> _REQUIRED ACTIONS_
A - Update the Mendips walking post by rewriting the passage starting with "After days of" and going on through "rather than wade.", with "stream" changed to "brook".
B - In the Mendips walking post, which place did the writer pass on the way back from the hills above East Harptree?

> _DOCUMENT SEGMENT_

Tuesday, October 09, 2012

Quagmire on Mendips! The Singularity. WICS

On Saturday we walked around Cheddar for a bit, trying to find where the Cheddar Gorge walk starts and ends in the tourist mish-mash of caves; the Cheddar Cheese factory; fish and chip shops; trade outlets and cafes. We had an hour on our parking and just managed a very short walk where Clare got to see a slow worm (below).

 Clare at Cheddar Gorge with Slow Worm 

Today I walked from the woods of Stockhill up the Monarch's Way to the hills above East Harptree, returning via the Castle of Comfort (the fact you can't walk on the course of the old Roman Road means too much on-road coming back).

After days of rain, footpaths were a quagmire: in East Harptree woods the uphill path had become a fully paid-up stream which I tried to straddle rather than wade.

 Stockhill today (Mendips)

[Rows from a layout dataset]
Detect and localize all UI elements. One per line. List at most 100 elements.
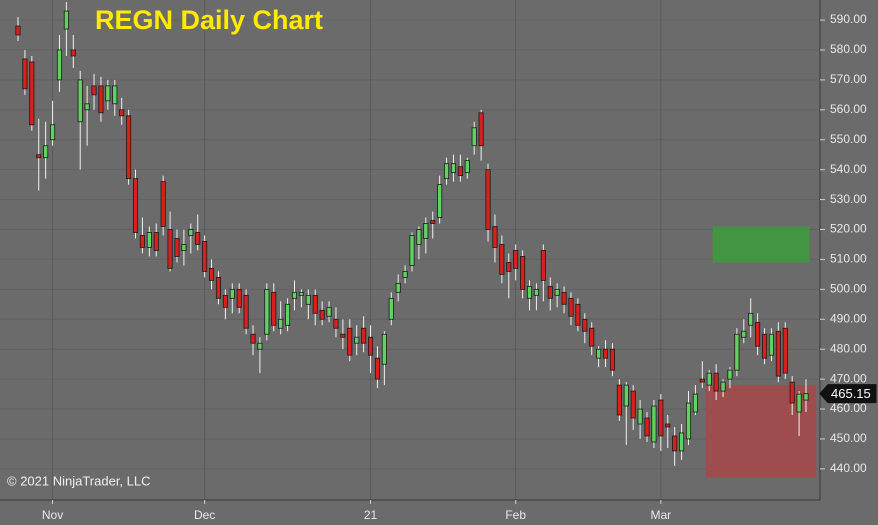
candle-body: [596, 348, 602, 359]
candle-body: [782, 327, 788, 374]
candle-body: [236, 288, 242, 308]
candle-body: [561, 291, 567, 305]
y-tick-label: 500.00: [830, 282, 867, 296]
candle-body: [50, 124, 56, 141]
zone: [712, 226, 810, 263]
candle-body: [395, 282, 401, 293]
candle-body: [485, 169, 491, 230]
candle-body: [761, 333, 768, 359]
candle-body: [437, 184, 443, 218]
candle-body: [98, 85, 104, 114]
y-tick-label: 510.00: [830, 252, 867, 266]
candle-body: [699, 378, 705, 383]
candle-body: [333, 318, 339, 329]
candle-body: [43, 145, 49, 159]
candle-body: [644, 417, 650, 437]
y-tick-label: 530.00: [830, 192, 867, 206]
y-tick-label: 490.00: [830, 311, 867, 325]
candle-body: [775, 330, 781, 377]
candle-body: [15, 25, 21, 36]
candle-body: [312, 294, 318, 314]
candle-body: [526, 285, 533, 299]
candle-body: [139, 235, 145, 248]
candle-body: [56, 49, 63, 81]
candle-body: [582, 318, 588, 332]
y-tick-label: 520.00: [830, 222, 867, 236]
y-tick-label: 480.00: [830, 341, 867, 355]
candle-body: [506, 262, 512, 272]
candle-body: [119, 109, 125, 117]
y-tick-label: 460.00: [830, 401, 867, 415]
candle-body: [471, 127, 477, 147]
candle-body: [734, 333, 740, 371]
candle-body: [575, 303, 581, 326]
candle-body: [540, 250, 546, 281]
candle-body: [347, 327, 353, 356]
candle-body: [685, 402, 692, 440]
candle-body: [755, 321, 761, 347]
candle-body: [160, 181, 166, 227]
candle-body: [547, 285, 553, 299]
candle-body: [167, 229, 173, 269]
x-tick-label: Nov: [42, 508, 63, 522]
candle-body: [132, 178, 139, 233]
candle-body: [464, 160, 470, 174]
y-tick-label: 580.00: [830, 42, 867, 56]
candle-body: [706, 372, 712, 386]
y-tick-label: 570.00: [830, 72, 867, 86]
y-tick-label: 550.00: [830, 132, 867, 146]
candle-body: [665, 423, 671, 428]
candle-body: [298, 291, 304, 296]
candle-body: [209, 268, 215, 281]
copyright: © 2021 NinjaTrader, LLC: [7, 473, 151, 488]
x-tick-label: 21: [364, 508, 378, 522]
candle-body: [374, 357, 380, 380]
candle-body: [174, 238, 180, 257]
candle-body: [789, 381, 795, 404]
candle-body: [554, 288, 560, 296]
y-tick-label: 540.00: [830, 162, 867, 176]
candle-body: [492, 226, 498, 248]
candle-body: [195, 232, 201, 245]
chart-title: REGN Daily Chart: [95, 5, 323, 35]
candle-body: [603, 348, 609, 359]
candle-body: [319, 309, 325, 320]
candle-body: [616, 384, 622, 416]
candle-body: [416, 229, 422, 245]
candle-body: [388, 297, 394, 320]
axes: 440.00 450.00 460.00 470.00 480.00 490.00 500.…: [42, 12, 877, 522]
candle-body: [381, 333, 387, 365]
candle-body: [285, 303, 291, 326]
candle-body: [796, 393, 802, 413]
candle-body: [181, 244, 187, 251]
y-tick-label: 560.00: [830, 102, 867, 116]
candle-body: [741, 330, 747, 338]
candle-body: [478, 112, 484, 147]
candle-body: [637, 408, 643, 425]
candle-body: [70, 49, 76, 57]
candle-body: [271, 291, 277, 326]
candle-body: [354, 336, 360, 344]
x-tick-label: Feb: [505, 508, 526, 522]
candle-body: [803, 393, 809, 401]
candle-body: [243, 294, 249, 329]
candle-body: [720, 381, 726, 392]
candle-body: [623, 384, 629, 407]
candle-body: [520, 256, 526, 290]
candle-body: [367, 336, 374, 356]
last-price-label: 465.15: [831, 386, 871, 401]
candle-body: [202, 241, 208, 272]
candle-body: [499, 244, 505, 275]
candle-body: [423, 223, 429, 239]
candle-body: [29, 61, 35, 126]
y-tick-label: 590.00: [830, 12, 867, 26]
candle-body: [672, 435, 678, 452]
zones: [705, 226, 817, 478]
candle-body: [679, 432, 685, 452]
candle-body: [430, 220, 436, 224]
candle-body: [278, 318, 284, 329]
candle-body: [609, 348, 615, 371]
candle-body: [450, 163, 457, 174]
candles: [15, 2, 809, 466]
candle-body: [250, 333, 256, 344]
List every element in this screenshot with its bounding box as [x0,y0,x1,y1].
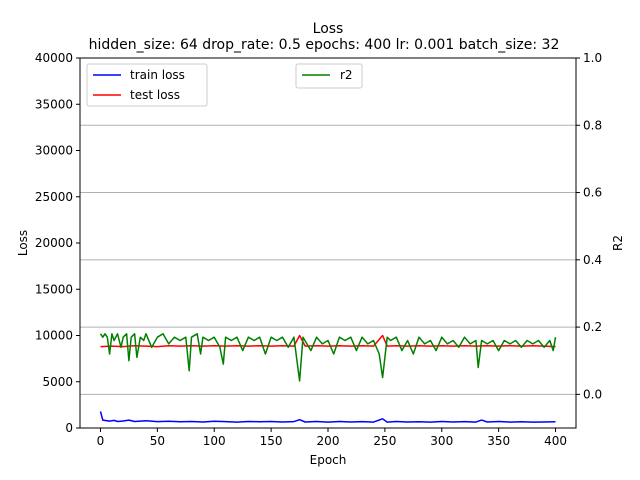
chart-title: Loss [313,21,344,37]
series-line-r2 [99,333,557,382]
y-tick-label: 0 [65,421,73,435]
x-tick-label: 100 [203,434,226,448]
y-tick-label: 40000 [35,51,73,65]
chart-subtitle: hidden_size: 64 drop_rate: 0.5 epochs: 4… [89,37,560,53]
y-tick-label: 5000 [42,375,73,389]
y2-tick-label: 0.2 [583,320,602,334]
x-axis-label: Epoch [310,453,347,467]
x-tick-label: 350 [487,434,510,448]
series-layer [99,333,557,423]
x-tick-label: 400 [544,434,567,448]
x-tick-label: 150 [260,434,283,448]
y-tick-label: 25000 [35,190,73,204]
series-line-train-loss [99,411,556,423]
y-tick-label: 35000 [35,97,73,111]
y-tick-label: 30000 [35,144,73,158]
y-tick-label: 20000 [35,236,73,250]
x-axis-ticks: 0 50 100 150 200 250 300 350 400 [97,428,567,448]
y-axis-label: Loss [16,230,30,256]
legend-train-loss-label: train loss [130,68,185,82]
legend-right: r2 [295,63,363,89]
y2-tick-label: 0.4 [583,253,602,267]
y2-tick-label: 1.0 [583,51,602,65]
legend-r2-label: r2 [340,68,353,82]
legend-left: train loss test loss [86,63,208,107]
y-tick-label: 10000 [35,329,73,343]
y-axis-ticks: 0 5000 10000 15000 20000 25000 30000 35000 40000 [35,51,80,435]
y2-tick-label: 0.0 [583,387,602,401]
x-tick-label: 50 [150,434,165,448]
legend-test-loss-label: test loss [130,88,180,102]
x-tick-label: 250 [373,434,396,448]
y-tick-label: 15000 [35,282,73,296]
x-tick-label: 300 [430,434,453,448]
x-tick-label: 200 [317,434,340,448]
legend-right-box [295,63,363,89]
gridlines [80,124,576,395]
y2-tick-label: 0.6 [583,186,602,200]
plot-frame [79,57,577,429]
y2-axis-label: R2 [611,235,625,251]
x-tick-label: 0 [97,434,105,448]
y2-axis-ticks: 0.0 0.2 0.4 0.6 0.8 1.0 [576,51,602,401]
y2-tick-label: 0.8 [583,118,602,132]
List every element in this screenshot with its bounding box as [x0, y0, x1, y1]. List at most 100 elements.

---

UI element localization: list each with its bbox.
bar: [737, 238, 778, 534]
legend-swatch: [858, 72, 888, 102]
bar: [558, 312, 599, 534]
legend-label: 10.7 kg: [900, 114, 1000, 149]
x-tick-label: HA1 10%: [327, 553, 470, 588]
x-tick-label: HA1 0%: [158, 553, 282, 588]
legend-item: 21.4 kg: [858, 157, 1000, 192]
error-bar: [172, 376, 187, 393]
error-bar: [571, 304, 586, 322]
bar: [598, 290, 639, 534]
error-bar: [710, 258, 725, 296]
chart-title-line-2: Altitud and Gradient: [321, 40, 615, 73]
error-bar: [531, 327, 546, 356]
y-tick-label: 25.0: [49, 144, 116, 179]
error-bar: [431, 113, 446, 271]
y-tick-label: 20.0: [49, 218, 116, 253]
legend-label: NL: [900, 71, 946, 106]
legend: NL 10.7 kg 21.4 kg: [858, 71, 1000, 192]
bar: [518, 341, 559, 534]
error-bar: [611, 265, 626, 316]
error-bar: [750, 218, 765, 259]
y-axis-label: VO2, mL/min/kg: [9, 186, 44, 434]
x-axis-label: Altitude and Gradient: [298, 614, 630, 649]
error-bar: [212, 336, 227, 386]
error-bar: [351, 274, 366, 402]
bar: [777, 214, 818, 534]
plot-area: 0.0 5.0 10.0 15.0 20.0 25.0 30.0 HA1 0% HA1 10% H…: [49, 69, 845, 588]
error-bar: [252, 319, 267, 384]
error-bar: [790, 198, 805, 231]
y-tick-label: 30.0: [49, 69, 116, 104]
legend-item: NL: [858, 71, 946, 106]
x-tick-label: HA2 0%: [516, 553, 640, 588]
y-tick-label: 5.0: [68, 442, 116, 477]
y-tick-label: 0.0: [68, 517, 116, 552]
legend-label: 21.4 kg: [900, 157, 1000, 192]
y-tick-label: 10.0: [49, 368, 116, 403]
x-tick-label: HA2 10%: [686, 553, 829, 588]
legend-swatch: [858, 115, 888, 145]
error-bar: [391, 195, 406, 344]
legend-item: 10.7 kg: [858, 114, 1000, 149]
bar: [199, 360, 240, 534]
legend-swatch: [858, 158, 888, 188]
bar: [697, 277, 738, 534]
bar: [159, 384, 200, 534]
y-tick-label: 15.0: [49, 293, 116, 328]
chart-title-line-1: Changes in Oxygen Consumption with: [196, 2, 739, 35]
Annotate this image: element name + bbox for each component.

> _ANSWERS BELOW_
A -
After days of rain, footpaths were a quagmire: in East Harptree woods the uphill path had become a fully paid-up brook which I tried to straddle rather than wade.

B - The Castle of Comfort.